(Beginning of PROVIDED ENTRIES)
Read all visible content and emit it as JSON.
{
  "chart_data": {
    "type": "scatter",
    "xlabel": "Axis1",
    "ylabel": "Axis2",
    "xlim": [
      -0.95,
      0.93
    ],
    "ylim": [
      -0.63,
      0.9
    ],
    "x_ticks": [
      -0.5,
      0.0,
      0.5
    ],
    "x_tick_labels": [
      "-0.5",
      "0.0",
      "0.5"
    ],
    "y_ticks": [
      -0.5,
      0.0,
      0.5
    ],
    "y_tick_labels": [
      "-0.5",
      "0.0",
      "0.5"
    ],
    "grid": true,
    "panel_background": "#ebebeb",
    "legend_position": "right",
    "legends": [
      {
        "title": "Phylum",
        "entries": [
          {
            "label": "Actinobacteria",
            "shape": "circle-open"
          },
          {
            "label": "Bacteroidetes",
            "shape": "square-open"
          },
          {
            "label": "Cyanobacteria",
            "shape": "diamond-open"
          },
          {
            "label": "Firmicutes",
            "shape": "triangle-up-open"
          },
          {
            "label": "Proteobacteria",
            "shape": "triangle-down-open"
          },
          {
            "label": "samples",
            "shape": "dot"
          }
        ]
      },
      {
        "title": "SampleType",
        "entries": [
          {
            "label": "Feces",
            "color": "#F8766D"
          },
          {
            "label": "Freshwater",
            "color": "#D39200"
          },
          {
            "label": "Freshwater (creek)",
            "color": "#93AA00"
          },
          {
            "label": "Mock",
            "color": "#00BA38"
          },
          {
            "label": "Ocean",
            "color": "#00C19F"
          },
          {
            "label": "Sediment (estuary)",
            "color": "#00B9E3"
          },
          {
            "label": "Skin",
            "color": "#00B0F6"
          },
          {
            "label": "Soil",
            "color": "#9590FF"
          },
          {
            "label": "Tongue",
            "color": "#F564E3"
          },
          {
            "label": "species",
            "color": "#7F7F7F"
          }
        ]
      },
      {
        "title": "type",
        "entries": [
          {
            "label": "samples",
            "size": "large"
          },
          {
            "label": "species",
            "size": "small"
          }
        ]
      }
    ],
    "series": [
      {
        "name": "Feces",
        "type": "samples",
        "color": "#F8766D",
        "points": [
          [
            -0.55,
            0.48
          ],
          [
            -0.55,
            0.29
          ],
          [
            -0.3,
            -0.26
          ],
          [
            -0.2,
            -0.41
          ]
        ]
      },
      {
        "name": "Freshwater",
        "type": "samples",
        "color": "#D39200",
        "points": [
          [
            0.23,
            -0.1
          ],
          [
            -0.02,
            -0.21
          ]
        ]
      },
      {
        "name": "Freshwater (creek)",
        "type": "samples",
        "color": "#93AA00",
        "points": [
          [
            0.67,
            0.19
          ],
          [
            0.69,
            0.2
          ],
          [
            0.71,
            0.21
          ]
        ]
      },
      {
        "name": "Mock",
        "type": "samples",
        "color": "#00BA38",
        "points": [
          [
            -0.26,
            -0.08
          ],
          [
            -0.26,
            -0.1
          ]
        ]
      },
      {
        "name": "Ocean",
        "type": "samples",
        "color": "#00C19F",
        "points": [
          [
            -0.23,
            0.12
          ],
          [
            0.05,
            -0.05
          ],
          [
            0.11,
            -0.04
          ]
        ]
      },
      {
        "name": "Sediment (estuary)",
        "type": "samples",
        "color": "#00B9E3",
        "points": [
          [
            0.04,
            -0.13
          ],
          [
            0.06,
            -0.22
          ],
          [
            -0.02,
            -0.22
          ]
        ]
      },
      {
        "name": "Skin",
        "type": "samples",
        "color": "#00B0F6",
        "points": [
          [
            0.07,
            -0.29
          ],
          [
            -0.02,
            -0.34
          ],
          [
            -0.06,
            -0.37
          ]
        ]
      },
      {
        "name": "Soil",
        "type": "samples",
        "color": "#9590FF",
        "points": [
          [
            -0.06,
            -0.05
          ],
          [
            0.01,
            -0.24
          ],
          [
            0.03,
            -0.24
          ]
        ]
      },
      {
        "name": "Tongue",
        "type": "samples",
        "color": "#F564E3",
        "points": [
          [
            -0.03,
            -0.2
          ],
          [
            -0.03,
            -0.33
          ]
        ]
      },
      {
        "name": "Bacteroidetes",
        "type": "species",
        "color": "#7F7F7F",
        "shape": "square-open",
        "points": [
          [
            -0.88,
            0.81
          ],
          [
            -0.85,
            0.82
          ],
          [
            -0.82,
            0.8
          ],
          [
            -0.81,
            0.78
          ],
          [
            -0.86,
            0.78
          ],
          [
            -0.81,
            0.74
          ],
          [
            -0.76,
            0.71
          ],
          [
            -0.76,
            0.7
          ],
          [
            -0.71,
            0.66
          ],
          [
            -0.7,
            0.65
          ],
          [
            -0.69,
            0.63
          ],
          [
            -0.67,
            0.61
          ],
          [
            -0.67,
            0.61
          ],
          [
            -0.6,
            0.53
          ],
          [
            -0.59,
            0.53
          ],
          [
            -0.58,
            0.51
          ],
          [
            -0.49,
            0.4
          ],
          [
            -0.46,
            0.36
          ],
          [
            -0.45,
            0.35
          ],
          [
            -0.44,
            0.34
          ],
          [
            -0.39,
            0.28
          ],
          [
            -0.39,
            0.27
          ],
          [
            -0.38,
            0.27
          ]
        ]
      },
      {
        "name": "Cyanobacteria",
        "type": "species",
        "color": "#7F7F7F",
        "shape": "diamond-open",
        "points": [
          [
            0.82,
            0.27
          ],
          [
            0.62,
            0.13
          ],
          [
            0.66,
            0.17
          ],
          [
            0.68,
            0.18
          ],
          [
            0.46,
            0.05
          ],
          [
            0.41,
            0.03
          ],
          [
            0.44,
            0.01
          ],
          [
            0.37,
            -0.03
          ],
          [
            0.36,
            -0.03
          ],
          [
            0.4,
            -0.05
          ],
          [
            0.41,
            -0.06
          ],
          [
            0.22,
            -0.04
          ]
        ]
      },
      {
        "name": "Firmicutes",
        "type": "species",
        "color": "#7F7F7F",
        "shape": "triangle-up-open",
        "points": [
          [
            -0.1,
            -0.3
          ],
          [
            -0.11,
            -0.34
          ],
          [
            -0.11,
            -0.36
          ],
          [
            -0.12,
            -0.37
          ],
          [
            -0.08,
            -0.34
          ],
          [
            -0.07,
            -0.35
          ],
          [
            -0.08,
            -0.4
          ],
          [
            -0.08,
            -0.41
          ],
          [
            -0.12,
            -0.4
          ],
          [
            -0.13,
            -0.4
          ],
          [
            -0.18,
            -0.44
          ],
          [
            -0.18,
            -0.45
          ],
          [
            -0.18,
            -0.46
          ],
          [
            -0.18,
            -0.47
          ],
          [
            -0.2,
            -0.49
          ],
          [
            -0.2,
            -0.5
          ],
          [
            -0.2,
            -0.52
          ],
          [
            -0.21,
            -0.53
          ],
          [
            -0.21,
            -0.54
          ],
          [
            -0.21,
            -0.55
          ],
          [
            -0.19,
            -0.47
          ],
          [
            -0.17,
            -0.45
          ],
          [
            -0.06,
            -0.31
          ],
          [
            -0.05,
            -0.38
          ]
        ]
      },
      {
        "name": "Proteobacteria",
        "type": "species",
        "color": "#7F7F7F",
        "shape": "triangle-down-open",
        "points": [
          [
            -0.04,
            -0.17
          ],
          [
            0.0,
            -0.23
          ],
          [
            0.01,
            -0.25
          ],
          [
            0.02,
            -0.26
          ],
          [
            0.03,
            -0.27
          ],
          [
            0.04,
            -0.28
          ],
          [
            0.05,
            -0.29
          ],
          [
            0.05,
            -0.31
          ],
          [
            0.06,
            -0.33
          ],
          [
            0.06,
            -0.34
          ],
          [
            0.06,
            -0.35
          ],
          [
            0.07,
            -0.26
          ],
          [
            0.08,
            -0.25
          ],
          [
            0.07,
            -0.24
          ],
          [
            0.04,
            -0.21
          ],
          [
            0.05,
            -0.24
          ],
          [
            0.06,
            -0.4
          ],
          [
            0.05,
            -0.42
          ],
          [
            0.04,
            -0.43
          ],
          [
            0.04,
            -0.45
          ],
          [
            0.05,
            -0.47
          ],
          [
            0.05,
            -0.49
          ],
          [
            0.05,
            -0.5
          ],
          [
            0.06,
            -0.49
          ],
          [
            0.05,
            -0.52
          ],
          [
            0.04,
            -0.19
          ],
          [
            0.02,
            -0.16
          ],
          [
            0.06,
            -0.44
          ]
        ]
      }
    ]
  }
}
(End of PROVIDED ENTRIES)
▶ _PROBLEM DESCRIPTION_
Which of the lines in the material carry the string "triangle"? Pull them out.

▶ _SOLUTION FOR THIS EXERCISE_
            "shape": "triangle-up-open"
            "shape": "triangle-down-open"
        "shape": "triangle-up-open",
        "shape": "triangle-down-open",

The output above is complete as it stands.